-- Texto em estudo --

↓↓↓

A surpresa foi a decisão de suspender o Carnaval de 2021 indeterminadamente, já que existia expectativa de adiamento da data. A maior parte das especulações girava em torno do início do segundo semestre. Um dia antes de Neto anunciar a pausa na folia, a Secretaria de comunicação da prefeitura chegou a convocar a imprensa para a coletiva em que o prefeito lançaria o Carnaval, informava o texto enviado às redações por volta das 15h. Às 18h50, foi distribuído novo comunicado. Dessa vez, sem referência ao lançamento. Só ao anúncio. 

Além das incertezas sobre quando a vacina será realidade para os soteropolitanos, outro fator está ligado à suspensão do evento. Na coletiva de sexta, o balanço apresentado pela prefeitura aponta aumento de 21% no número de novos casos de covid na cidade e de 5% na taxa de ocupação dos leitos para pacientes com a doença, em comparação com a última semana epidemiológica. Para o prefeito, os dados demonstram que é preciso ter cautela e colaboração individual, especialmente  quanto às normas de prevenção e de distanciamento social.

Sinais “Por enquanto, nada sugere descontrole. A segunda onda ainda não chegou em Salvador, mas os números mostram um aumento de casos e, portanto, reforça esse cenário de atenção. O sinal amarelo continua aceso, mas ainda não há luz vermelha”, emendou Neto. Em um cenário de crescimento do vírus e de dúvidas quanto ao processo de imunização em massa na cidade, seria impossível realizar o Carnaval no início do ano e improvável que houvesse definição de datas agora, considerando a atuação do prefeito ao longo da pandemia. 

Não deu outra. Durante a coletiva, o prefeito disse que esperou até o fim de novembro para saber se haveria algum prazo de vacinação. "Ninguém será irresponsável de marcar data do Carnaval sem essa clareza", destacou Neto, que classificou a suspensão  como "duro golpe" para Salvador. Sobretudo, pelo enorme peso que a festa tem para a economia e para a geração de emprego e renda na capital.

Ao lado de Neto, o prefeito eleito Bruno Reis (DEM) também revelou tristeza com a suspensão. "Comunicar uma decisão como essa não é fácil, até porque sabemos da importância do Carnaval para nossa cidade. Só teremos como realizar (a folia) com condições sanitárias para isso", afirmou. No mesmo compasso, as festas populares de Verão, como a Lavagem do Bonfim e o 2 de Fevereiro, terão que aguardar o futuro. Mas a chegada da vacina pode salvar o Carnaval em 2021, em calendário conjunto com outras grandes capitais, como Rio de Janeiro e São Paulo, como sempre defendeu o prefeito.

↑↑↑

-- Dados apresentados --
↓↓↓

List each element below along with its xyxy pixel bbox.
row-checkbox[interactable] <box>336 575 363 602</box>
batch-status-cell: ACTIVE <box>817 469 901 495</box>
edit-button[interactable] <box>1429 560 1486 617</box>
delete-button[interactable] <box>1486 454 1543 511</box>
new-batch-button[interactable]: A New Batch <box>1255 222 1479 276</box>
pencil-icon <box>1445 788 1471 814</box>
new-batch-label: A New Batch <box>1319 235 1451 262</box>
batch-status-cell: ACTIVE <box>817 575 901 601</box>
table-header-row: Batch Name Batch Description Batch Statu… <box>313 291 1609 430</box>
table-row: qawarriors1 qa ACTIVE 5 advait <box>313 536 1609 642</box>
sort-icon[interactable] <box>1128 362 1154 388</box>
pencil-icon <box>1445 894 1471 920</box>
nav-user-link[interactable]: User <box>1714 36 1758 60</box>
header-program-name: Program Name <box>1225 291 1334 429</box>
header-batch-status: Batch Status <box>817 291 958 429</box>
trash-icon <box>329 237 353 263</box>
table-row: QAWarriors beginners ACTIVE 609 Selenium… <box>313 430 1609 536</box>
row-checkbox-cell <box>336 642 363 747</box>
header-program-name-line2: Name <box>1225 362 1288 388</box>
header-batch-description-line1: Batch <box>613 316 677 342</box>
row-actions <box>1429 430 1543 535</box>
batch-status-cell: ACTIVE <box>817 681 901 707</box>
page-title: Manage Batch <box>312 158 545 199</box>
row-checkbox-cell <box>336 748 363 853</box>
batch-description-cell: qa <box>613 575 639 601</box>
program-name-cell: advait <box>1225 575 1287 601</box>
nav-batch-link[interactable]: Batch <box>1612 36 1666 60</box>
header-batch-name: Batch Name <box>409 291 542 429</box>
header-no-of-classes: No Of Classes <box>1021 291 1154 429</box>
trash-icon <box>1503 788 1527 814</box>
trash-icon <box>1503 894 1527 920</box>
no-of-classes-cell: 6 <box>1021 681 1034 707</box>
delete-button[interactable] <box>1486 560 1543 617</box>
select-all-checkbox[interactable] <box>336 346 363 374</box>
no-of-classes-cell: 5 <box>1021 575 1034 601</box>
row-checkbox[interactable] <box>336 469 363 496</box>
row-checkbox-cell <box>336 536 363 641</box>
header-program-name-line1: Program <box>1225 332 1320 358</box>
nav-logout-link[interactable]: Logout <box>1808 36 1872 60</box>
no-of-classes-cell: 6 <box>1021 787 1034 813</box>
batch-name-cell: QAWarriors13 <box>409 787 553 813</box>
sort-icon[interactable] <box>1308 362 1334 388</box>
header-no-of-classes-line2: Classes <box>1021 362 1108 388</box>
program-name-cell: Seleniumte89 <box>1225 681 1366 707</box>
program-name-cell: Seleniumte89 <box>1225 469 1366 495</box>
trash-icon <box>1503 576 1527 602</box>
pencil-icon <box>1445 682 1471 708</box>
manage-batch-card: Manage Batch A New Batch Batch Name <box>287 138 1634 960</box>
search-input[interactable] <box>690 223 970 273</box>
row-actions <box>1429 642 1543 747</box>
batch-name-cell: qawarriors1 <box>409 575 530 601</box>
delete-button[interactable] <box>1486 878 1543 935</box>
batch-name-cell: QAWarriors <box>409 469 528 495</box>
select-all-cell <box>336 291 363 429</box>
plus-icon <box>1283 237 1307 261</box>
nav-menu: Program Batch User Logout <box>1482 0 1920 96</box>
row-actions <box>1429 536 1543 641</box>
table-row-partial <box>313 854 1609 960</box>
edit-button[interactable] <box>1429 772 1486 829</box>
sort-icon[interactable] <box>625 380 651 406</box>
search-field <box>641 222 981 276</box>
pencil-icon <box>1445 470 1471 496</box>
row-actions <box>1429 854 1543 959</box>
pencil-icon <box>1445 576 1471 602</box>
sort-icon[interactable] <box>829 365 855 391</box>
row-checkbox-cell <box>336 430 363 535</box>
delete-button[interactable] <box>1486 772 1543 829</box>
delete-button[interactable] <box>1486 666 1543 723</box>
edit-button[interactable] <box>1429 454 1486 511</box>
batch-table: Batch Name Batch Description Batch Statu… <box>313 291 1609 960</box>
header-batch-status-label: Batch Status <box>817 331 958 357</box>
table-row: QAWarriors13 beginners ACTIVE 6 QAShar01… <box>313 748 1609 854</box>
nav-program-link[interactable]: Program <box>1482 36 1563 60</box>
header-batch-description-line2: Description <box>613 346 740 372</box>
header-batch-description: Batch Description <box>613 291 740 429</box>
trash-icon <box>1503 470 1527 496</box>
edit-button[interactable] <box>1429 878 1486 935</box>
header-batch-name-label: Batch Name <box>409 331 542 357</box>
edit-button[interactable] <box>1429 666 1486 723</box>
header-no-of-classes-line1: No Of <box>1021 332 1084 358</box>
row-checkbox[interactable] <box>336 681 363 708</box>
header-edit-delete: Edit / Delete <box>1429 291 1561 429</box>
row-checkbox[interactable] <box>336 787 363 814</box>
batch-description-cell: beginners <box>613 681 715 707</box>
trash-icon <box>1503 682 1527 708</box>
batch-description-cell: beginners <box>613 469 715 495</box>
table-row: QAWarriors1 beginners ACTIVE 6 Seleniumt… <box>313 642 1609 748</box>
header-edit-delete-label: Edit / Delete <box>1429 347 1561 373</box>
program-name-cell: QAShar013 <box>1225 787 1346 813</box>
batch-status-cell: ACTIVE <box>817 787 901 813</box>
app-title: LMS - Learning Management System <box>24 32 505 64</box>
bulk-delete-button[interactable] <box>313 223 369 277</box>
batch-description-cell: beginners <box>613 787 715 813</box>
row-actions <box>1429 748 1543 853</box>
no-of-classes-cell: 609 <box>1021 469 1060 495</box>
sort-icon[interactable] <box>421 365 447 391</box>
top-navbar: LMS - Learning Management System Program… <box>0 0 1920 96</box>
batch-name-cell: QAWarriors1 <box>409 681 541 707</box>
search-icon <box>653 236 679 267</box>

↑↑↑

-- O que fazer --
1) Atualize o trecho do texto sobre a suspensão do Carnaval, começando em "Não deu outra." e terminando em "renda na capital.", com "Salvador" substituído por "a cidade".
2) Segundo o texto sobre a suspensão do Carnaval de Salvador, que aumento no número de novos casos de covid o balanço da prefeitura apontou na coletiva de sexta?

-- Lista de respostas --
1)
Não deu outra. Durante a coletiva, o prefeito disse que esperou até o fim de novembro para saber se haveria algum prazo de vacinação. "Ninguém será irresponsável de marcar data do Carnaval sem essa clareza", destacou Neto, que classificou a suspensão  como "duro golpe" para a cidade. Sobretudo, pelo enorme peso que a festa tem para a economia e para a geração de emprego e renda na capital.

2) Um aumento de 21%, em comparação com a última semana epidemiológica.